### Problem to work on
In the entries below, find the lines that contain the word "represented" and copy them.

### Information shown
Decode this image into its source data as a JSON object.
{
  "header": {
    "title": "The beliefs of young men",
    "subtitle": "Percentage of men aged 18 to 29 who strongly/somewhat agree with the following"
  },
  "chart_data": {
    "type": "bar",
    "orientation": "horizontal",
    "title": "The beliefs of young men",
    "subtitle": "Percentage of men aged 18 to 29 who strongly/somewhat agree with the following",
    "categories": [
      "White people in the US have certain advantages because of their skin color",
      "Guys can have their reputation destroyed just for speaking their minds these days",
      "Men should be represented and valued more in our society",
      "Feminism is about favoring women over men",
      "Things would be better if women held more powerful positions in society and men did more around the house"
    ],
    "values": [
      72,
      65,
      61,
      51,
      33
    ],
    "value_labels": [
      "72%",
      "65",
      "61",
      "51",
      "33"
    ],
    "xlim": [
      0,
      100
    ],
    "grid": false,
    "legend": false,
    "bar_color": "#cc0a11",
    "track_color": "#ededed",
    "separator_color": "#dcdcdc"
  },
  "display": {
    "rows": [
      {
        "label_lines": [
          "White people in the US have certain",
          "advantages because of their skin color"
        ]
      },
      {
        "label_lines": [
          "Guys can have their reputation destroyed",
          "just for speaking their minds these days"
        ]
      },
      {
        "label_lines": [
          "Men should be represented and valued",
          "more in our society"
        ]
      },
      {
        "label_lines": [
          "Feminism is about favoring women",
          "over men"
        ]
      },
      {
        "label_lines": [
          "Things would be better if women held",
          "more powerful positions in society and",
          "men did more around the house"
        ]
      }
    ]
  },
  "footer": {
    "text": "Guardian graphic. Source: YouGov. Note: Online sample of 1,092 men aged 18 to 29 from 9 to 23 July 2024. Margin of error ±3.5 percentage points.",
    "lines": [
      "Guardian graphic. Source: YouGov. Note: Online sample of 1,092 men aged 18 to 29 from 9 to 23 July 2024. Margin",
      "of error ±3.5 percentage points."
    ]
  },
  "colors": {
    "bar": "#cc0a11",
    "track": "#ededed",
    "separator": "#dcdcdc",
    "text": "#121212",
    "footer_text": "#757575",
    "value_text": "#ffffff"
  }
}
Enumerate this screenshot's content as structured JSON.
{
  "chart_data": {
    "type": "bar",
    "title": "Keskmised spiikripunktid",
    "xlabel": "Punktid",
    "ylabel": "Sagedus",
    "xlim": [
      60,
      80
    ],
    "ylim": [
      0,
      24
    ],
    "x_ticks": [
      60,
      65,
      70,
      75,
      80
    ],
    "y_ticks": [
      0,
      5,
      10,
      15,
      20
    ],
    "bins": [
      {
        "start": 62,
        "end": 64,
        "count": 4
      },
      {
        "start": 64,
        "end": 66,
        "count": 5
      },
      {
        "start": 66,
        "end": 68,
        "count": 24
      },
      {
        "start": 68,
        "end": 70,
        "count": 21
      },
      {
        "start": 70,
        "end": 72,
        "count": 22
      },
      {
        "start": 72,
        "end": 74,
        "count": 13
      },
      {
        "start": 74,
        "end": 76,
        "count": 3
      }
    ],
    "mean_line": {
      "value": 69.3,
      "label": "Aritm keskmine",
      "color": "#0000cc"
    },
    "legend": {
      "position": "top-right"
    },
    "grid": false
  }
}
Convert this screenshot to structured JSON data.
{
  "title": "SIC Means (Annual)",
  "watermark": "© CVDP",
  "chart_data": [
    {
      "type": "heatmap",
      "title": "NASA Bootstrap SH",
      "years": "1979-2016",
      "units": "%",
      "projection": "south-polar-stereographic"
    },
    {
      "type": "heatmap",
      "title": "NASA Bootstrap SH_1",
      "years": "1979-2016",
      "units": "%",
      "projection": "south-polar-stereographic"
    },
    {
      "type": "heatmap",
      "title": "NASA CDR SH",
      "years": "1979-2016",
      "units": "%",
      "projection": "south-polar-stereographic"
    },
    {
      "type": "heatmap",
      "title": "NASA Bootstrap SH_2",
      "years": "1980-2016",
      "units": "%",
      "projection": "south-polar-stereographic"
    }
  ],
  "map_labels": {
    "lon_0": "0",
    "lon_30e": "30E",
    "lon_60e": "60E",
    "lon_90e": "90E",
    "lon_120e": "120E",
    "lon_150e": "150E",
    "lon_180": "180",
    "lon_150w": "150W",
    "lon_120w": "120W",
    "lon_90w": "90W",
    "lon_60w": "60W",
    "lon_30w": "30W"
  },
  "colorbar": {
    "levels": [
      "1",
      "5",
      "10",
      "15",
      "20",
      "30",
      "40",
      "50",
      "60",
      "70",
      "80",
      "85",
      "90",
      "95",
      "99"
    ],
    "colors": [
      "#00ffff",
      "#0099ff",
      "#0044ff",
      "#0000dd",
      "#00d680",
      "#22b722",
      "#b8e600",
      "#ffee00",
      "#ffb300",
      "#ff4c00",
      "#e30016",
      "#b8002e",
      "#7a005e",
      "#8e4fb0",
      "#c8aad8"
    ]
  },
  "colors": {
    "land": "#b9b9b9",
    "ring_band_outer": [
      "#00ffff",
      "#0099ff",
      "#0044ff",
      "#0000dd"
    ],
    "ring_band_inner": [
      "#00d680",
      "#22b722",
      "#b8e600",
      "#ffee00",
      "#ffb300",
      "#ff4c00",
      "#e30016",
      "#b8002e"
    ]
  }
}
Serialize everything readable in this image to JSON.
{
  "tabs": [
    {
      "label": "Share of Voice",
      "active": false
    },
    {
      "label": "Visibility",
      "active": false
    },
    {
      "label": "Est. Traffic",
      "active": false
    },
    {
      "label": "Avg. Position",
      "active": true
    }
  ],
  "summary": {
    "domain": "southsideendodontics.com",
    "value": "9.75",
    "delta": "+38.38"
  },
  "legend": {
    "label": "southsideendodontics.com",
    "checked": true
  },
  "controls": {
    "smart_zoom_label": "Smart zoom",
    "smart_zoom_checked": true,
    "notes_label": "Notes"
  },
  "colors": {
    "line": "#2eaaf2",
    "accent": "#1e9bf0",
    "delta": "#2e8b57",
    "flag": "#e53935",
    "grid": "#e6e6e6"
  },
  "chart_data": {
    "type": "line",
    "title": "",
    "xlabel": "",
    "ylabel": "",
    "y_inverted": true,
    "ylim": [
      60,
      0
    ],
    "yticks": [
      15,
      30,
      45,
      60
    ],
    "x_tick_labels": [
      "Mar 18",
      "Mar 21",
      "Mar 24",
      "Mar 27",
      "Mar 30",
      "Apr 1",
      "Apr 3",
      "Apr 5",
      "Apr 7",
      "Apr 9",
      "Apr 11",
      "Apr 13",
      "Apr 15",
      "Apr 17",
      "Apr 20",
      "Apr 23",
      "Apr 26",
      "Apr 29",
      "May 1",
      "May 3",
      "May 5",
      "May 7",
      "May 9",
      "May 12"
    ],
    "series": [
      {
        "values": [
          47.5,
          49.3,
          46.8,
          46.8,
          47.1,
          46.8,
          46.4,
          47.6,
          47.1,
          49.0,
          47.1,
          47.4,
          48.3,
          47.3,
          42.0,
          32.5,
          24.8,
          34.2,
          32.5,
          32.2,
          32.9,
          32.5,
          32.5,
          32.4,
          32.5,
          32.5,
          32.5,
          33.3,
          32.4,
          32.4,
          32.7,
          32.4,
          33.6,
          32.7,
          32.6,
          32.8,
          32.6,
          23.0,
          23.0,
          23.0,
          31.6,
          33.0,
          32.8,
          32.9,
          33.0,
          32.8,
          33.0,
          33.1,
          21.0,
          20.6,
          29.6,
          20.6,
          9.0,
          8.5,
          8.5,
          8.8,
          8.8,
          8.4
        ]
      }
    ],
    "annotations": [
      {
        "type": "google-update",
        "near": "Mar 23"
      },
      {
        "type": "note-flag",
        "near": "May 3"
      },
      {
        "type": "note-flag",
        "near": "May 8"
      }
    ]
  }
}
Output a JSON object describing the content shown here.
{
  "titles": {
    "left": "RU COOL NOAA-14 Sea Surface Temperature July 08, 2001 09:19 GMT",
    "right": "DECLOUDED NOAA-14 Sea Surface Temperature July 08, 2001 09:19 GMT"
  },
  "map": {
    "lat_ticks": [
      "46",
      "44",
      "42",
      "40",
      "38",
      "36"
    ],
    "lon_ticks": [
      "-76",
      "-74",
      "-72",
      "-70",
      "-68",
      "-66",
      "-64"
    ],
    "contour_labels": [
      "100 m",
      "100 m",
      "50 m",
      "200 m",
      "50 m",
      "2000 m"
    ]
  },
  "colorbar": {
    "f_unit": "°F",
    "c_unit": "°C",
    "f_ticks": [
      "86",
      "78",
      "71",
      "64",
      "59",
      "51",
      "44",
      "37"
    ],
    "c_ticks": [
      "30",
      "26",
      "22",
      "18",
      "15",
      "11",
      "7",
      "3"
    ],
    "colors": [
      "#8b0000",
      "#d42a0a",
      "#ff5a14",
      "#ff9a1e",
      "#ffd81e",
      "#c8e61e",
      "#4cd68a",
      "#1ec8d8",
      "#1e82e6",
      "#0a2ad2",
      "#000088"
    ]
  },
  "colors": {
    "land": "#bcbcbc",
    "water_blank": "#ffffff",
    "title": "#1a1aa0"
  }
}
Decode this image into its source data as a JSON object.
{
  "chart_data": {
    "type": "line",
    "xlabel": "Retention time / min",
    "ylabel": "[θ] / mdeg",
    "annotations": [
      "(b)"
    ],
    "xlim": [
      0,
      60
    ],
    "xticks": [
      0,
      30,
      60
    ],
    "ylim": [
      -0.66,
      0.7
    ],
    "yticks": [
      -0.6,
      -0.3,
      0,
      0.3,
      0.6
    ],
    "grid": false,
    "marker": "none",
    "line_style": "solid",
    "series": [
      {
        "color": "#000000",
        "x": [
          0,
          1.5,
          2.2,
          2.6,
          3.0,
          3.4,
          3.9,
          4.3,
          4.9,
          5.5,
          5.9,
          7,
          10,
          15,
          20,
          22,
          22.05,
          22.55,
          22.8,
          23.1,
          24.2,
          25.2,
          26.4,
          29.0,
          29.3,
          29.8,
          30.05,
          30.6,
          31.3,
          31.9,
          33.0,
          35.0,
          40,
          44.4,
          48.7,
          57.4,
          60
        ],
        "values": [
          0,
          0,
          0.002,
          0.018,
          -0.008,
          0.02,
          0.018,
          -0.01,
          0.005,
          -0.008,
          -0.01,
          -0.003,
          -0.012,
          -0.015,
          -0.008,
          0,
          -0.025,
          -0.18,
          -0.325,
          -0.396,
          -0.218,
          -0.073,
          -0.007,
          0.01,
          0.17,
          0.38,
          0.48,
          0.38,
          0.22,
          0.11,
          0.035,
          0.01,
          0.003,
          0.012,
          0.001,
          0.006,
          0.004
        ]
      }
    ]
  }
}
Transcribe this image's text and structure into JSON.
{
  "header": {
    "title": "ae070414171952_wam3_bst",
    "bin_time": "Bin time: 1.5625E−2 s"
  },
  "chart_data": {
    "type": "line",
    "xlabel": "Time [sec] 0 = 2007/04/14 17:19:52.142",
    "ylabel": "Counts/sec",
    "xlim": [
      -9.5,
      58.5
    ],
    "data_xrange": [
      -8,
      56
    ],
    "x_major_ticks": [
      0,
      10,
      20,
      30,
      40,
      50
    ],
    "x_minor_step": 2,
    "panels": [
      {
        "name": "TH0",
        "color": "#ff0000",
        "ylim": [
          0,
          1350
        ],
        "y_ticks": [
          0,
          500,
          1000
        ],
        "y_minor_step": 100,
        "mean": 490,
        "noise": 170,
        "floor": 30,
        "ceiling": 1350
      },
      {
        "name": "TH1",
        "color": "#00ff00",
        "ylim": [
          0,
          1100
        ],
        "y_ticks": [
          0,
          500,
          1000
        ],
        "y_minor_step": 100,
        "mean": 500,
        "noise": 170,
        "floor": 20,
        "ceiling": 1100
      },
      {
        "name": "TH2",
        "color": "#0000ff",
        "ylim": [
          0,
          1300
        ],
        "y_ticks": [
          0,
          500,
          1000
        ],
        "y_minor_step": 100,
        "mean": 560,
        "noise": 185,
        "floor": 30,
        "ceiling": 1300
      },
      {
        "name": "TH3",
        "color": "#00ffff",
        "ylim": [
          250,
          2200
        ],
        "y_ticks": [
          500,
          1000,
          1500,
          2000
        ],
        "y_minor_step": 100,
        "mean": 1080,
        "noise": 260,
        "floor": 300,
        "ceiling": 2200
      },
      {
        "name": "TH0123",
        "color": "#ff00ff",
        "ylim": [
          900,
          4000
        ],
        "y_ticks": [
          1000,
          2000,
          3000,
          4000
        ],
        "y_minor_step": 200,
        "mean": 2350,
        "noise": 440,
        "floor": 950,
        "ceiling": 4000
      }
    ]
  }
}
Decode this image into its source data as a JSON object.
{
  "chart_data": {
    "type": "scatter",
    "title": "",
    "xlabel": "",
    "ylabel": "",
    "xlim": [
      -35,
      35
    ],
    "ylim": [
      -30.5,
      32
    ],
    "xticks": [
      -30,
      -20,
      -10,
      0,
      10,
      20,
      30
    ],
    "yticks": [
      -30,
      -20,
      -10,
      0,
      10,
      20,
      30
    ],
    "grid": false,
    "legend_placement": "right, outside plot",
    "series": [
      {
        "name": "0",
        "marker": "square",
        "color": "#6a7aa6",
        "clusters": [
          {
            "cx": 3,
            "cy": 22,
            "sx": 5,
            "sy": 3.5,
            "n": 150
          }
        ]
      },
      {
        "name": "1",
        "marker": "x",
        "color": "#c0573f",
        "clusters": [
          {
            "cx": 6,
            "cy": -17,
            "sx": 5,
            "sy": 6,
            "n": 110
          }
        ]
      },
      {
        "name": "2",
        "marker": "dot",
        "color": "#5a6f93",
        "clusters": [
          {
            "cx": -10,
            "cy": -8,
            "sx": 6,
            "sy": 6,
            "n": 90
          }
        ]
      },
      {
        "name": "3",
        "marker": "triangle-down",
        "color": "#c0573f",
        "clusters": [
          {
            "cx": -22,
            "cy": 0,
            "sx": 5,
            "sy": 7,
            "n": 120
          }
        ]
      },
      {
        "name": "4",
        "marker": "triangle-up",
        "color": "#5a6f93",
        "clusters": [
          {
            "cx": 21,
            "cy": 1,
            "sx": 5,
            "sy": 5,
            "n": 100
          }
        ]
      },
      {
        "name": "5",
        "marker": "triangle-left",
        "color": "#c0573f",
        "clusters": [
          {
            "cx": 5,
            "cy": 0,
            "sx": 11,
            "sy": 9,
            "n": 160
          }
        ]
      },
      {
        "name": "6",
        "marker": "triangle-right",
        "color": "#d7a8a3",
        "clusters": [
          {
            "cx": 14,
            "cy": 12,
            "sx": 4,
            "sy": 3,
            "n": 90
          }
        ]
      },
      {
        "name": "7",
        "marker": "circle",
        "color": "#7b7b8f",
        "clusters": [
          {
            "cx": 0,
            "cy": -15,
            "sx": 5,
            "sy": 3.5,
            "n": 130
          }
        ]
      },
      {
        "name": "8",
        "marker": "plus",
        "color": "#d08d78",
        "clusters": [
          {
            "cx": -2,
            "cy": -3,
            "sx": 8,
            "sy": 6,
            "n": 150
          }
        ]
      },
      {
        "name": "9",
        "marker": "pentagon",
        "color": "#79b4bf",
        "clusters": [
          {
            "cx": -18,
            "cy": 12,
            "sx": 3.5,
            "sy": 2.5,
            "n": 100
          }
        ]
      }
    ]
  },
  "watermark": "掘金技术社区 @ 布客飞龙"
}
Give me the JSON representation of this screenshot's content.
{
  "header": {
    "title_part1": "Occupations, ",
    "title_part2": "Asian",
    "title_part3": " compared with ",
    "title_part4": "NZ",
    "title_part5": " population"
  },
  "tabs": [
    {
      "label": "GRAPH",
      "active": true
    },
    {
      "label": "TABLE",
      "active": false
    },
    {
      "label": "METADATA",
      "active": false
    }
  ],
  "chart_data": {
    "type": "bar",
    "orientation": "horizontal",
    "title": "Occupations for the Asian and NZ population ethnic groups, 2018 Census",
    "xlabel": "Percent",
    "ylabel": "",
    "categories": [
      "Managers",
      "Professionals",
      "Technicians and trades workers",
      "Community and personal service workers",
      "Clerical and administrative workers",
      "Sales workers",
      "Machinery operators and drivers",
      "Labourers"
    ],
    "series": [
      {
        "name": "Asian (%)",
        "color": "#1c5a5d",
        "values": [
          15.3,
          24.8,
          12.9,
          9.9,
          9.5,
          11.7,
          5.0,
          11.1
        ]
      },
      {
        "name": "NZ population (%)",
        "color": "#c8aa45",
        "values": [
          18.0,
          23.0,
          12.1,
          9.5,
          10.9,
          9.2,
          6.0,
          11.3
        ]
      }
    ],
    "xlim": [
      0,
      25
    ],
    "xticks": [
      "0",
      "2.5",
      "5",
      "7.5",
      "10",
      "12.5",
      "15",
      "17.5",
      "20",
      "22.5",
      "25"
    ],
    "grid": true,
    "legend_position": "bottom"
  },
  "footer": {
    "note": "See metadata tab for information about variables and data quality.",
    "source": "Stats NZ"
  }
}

### Result
      "Men should be represented and valued more in our society",
          "Men should be represented and valued",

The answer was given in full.